Task statement
In the records below, pick out all lines containing the word "Using".

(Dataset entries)
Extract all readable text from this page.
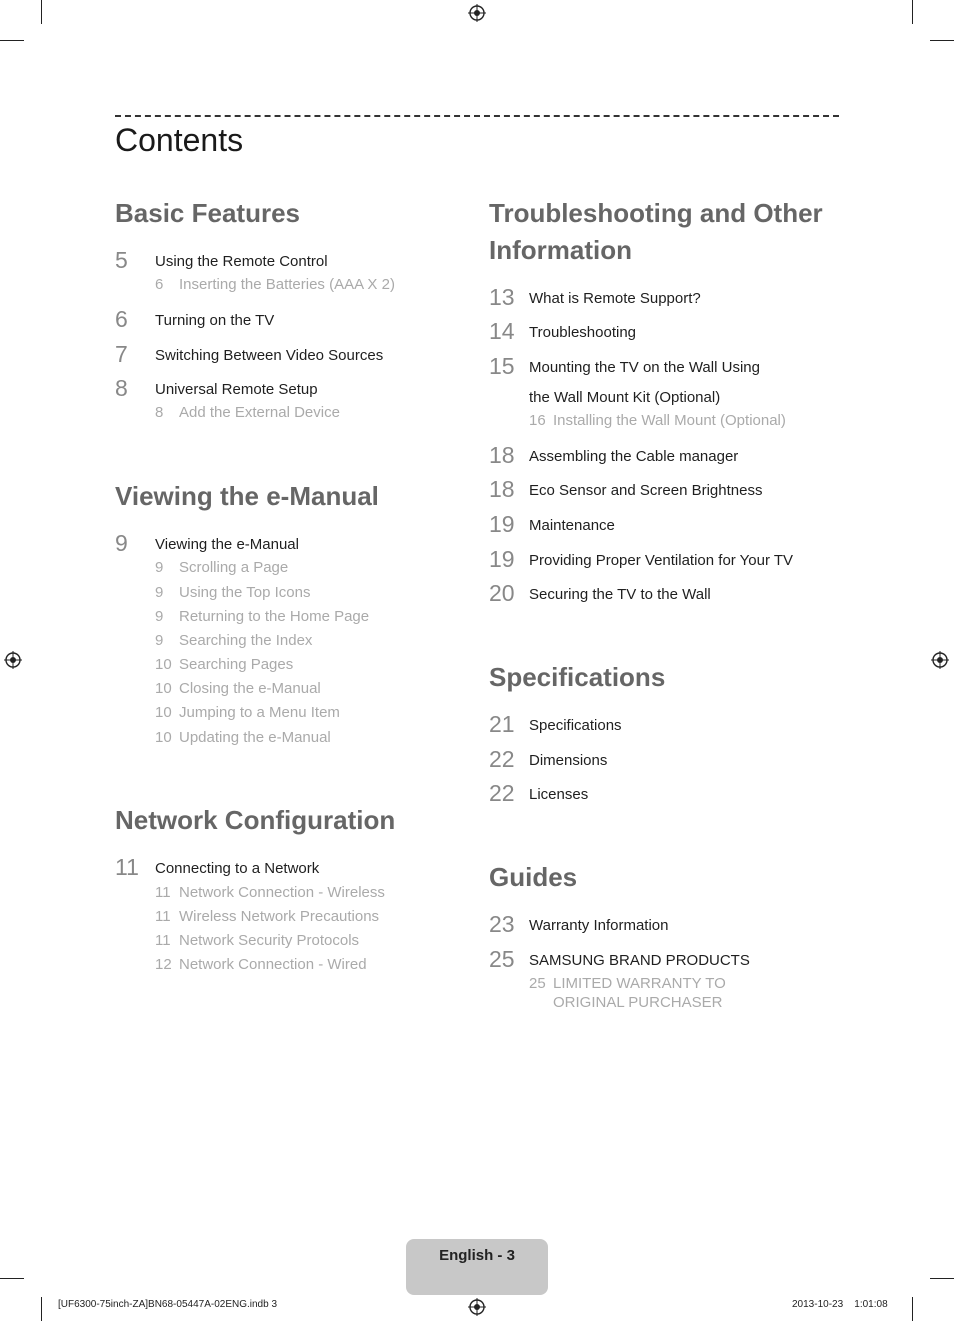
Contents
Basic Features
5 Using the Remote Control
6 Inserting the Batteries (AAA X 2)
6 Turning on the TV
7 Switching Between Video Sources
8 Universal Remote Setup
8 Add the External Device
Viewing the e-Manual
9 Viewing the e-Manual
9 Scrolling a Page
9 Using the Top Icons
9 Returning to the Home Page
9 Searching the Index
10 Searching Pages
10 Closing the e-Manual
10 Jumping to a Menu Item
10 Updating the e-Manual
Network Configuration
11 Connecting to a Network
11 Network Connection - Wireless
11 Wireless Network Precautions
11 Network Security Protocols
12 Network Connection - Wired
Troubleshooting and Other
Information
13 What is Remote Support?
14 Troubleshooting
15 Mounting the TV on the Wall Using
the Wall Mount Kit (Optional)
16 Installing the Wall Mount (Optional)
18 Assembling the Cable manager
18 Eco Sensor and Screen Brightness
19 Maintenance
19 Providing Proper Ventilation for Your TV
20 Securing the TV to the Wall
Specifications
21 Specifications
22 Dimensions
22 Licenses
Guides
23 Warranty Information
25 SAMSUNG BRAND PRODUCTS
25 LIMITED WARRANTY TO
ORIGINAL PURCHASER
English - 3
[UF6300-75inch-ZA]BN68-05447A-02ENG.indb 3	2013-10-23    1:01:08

...

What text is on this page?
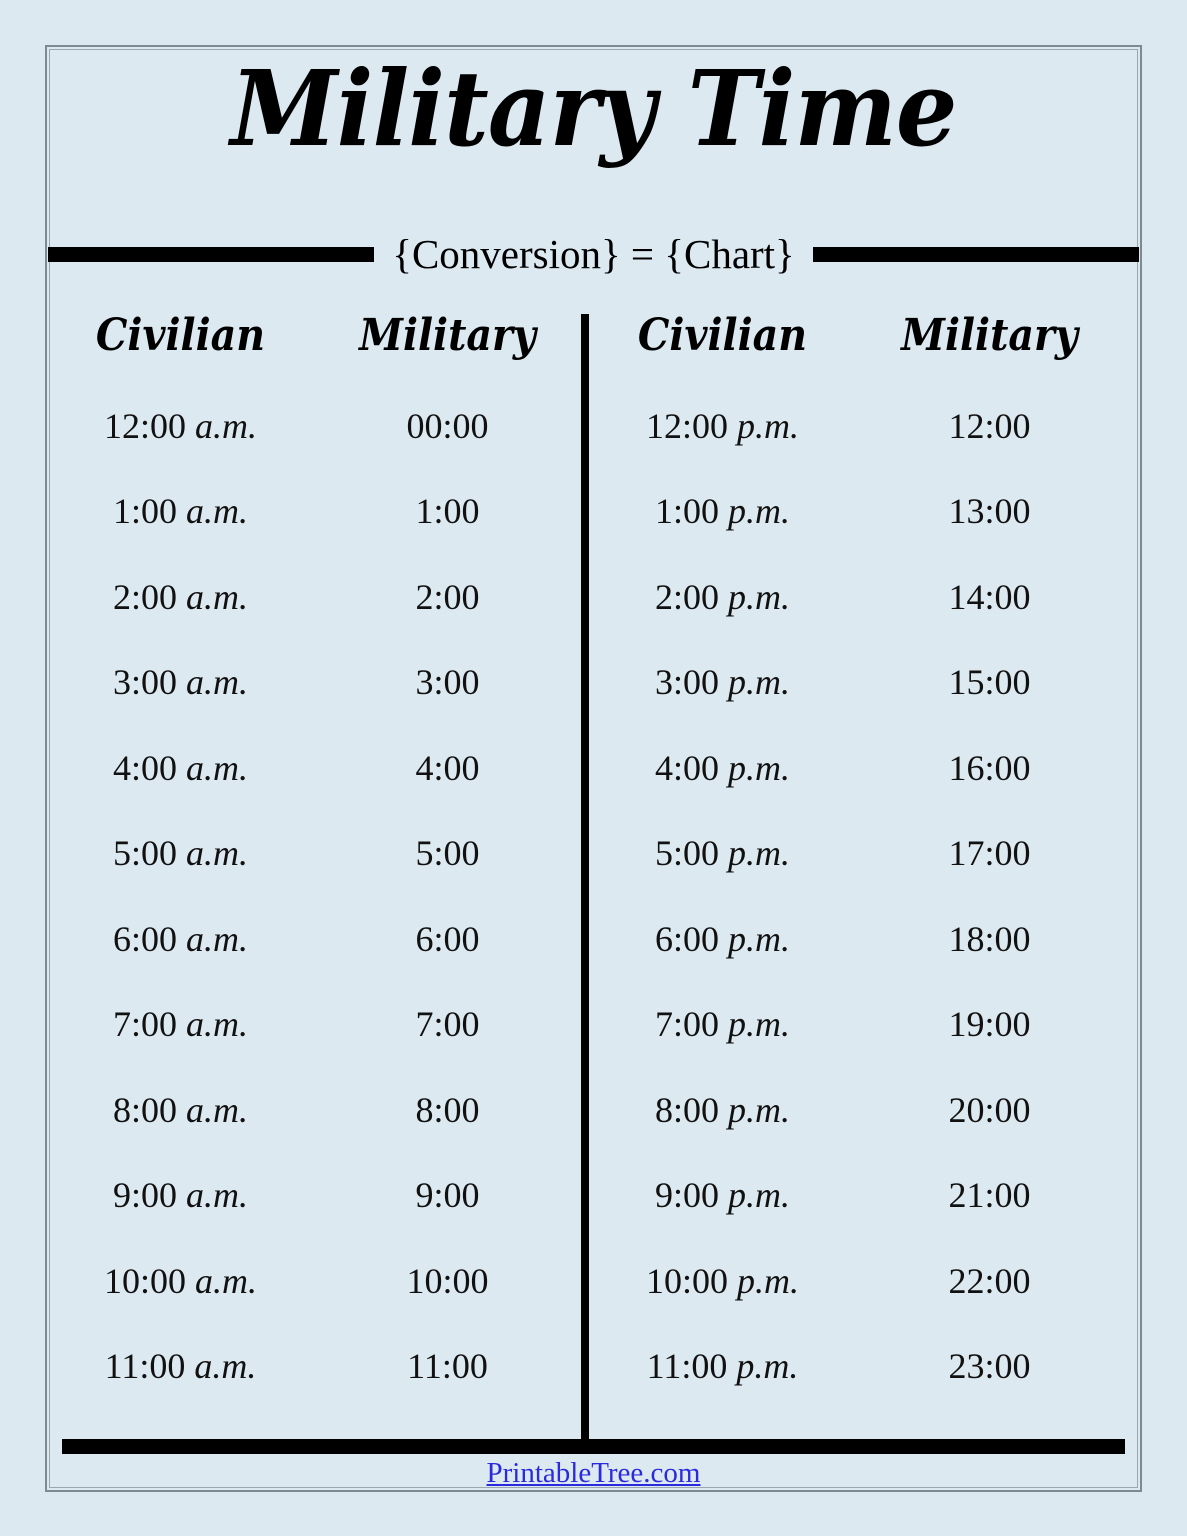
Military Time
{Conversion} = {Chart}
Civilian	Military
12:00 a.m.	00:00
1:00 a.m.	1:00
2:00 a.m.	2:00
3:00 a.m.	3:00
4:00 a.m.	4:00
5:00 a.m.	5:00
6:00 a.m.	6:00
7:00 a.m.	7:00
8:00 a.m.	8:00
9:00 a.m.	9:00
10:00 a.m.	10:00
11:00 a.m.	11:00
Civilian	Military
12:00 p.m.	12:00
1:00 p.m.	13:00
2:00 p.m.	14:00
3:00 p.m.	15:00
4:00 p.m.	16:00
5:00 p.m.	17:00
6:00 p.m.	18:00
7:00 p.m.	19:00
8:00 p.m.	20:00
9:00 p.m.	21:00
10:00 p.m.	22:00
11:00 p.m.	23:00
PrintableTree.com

Task answer
5 Using the Remote Control
9 Using the Top Icons
15 Mounting the TV on the Wall Using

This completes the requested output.